- **Goal**
From the entries below, pull out each line where "ylabel" appears.

- **Provided material**

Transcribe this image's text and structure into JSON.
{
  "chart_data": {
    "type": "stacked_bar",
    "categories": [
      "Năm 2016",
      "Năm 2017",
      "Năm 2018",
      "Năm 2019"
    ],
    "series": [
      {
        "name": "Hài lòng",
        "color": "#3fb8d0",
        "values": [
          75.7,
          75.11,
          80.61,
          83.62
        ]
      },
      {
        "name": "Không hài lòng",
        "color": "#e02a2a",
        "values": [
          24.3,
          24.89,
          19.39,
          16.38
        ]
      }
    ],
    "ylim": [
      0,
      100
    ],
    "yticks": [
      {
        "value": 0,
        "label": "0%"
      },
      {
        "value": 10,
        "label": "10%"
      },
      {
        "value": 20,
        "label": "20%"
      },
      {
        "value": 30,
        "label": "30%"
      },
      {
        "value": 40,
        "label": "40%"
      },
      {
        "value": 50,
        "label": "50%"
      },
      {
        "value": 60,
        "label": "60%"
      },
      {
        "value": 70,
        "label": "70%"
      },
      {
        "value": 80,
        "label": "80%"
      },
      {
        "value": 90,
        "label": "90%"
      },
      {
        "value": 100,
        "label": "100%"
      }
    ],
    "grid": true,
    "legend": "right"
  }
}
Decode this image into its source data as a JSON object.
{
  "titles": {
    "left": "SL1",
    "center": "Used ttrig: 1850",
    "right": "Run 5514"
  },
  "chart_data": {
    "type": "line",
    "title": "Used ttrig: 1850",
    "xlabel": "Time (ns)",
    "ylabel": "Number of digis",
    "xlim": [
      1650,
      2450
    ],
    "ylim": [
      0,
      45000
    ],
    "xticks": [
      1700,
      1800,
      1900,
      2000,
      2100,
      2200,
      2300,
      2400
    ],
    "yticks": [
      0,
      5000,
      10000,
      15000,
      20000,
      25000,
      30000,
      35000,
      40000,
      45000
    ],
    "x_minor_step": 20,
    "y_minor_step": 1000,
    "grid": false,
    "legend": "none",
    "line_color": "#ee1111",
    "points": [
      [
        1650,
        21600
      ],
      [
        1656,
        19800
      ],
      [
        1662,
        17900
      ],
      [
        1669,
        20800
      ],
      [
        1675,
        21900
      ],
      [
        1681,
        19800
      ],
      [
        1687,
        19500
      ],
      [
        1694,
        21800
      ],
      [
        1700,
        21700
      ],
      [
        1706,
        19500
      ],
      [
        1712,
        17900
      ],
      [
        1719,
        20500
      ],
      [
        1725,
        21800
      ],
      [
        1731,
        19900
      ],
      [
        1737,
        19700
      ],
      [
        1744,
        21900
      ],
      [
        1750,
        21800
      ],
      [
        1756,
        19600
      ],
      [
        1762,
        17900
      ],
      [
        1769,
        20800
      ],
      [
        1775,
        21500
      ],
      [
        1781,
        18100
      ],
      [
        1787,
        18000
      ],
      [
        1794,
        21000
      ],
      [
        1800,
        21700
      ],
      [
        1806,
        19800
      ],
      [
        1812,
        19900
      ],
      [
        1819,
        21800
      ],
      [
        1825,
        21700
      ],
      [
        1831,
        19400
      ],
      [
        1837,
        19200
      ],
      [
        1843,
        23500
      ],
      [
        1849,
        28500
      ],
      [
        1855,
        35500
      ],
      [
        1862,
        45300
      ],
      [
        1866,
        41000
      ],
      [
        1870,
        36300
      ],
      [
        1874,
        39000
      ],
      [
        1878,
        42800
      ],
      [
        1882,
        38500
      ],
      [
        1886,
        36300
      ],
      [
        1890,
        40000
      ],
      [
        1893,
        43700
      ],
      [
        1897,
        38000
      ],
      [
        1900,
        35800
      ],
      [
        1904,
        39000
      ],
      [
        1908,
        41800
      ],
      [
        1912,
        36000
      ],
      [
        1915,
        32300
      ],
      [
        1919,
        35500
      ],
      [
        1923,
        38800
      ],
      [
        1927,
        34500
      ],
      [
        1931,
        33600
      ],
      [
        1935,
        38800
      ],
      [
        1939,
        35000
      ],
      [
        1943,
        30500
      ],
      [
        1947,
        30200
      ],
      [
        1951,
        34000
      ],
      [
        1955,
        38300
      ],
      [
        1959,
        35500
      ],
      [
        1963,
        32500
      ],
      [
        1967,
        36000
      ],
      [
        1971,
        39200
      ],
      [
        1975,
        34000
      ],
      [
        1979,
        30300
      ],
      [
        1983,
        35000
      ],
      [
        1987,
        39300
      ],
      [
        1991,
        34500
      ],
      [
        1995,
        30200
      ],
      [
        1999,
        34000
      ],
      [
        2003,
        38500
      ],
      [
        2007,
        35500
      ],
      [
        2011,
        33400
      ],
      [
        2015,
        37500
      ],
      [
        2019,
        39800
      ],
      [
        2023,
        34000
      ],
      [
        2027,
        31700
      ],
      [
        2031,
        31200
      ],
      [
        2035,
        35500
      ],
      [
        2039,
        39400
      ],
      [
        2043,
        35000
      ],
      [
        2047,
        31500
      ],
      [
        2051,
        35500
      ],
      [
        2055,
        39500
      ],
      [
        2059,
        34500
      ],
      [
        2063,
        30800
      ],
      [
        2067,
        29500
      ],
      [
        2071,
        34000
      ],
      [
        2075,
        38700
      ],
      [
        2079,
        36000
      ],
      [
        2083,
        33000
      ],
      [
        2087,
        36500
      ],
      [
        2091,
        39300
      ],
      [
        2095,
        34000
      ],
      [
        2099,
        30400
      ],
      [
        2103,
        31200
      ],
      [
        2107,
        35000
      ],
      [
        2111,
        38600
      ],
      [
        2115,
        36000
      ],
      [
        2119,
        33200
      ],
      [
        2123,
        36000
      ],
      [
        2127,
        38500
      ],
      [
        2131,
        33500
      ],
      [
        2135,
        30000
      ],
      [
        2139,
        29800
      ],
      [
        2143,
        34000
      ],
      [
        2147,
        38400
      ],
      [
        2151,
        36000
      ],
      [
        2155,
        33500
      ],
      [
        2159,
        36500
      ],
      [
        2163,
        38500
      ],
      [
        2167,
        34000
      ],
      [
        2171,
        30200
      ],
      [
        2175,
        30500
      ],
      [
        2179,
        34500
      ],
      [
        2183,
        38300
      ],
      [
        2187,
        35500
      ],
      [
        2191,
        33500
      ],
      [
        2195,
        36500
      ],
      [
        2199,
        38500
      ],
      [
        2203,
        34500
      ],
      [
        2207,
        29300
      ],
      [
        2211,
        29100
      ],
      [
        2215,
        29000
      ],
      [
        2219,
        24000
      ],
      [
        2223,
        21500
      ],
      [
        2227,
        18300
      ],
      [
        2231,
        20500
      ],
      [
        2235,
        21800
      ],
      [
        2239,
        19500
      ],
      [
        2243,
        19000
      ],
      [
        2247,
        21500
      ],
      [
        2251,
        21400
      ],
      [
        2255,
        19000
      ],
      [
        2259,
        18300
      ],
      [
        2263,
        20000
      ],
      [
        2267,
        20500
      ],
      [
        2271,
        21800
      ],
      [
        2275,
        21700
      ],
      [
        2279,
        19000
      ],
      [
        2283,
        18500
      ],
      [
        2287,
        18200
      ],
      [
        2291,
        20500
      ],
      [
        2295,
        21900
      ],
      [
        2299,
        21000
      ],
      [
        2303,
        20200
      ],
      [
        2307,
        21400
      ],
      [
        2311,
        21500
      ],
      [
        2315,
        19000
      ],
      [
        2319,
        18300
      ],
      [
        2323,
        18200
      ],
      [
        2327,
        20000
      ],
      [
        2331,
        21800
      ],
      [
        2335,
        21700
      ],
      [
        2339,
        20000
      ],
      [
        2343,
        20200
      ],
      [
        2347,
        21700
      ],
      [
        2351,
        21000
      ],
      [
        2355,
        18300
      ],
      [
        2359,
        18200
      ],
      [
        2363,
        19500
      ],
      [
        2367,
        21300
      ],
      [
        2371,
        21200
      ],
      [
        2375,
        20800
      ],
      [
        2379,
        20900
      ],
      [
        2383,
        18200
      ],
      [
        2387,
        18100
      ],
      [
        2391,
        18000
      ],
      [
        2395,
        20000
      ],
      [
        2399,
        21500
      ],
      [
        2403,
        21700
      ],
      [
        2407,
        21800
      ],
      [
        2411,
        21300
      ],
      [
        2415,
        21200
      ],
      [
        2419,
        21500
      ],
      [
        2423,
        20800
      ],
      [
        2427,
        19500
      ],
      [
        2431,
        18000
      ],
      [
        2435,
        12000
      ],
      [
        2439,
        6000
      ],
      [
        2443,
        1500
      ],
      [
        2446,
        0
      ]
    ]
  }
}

...

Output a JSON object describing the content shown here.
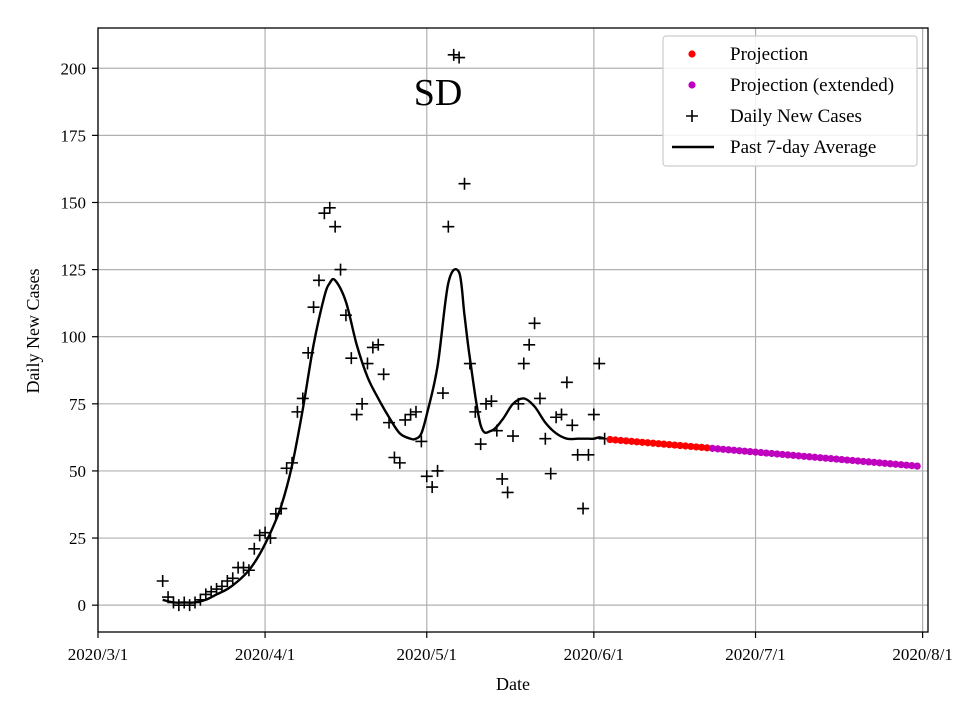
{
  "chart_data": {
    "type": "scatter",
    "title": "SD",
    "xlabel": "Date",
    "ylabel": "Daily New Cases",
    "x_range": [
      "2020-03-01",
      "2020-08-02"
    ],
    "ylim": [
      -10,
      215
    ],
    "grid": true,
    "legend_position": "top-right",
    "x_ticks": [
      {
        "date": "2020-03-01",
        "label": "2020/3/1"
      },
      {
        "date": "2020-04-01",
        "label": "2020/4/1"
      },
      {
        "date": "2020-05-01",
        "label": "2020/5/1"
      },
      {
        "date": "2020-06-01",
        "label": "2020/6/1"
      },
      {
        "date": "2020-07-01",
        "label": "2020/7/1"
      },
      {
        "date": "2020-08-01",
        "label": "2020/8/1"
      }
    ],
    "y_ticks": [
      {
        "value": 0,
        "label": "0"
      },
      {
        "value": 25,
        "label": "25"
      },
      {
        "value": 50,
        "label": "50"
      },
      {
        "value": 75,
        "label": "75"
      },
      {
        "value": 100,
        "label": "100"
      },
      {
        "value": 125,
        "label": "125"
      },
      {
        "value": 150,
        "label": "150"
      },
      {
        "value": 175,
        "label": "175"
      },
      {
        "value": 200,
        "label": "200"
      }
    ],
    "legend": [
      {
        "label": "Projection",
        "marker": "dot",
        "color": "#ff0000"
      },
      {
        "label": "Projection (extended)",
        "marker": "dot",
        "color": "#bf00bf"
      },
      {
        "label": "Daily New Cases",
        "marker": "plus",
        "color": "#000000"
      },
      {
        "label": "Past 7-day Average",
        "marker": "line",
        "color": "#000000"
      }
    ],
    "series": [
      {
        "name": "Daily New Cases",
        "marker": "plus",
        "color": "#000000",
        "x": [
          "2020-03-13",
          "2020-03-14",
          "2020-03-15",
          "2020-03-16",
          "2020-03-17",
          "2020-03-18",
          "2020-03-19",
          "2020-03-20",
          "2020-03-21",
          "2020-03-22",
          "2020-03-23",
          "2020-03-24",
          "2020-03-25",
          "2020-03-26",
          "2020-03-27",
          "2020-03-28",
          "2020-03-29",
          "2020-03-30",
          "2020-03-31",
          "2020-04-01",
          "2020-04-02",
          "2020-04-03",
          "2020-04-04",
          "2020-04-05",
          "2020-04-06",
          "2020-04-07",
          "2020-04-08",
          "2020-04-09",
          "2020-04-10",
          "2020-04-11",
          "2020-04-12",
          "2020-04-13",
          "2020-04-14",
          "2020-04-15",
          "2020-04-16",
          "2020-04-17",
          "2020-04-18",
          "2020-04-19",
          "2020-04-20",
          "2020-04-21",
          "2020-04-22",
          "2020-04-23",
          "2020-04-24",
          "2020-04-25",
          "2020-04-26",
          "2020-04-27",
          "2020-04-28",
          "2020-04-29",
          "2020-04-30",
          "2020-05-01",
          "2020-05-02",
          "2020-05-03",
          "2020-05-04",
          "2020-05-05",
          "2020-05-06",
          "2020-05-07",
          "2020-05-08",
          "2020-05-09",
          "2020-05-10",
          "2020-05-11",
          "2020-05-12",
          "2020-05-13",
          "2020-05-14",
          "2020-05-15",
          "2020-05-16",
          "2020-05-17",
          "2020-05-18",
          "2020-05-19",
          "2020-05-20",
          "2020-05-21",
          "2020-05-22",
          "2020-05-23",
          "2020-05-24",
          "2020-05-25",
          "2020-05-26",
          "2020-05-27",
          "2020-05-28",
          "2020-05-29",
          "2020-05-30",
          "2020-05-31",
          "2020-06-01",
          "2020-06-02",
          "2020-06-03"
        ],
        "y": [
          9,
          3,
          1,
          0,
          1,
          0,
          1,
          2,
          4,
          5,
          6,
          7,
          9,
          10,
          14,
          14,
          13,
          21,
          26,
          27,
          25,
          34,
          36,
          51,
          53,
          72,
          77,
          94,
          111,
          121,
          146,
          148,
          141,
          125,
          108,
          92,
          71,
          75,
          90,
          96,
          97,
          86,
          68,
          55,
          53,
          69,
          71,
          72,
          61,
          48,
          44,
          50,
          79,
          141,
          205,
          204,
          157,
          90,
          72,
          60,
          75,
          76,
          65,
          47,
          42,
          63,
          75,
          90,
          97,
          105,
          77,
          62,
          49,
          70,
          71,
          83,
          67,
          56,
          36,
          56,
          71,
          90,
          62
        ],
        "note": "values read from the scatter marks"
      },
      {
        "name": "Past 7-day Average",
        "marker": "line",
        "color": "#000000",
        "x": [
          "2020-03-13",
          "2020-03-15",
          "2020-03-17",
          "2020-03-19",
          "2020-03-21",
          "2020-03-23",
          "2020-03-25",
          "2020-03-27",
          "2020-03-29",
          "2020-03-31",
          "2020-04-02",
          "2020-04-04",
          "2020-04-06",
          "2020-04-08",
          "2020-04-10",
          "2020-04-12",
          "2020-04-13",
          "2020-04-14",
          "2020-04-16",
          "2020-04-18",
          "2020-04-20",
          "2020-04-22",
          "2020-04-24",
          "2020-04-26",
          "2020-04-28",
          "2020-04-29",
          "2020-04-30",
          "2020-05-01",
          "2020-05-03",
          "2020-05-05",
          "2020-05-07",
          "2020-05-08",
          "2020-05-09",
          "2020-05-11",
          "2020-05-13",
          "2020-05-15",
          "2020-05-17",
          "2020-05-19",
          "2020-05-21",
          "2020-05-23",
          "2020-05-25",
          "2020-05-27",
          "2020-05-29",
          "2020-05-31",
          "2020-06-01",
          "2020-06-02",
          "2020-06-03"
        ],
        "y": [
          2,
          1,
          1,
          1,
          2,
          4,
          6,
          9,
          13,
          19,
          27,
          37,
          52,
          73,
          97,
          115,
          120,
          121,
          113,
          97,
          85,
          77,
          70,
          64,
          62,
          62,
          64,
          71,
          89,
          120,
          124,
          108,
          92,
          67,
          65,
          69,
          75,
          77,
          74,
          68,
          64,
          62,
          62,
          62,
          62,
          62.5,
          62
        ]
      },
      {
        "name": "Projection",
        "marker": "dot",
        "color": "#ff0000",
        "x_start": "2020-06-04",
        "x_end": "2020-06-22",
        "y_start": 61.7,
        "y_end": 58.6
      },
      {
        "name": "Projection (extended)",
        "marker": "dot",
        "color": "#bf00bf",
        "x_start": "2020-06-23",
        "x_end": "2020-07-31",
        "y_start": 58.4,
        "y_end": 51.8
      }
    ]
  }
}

...

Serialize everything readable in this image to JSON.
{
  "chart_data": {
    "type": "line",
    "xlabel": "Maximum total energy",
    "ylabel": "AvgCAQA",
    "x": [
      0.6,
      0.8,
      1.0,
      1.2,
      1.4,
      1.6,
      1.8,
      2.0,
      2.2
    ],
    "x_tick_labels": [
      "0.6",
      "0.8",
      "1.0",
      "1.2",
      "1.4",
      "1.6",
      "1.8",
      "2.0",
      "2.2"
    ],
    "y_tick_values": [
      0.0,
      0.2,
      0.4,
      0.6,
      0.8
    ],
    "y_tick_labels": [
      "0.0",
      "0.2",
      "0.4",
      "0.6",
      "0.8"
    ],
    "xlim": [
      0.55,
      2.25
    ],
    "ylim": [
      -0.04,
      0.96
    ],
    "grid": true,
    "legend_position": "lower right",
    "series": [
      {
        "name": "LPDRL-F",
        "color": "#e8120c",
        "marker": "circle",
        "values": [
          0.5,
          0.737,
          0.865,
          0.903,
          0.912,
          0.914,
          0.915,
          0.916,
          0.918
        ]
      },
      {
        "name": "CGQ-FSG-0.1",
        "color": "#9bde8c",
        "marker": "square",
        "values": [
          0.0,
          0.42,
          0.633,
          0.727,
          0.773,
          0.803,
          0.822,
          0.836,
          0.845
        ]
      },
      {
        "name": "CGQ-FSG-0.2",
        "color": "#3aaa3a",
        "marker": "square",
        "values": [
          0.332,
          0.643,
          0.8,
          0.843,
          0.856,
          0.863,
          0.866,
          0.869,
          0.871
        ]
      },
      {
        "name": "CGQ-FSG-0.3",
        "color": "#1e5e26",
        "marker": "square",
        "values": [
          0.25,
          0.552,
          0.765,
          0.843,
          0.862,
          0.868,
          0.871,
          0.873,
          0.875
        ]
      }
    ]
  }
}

- **The result**
    "ylabel": "Number of digis",
    "ylabel": "Daily New Cases",
    "ylabel": "AvgCAQA",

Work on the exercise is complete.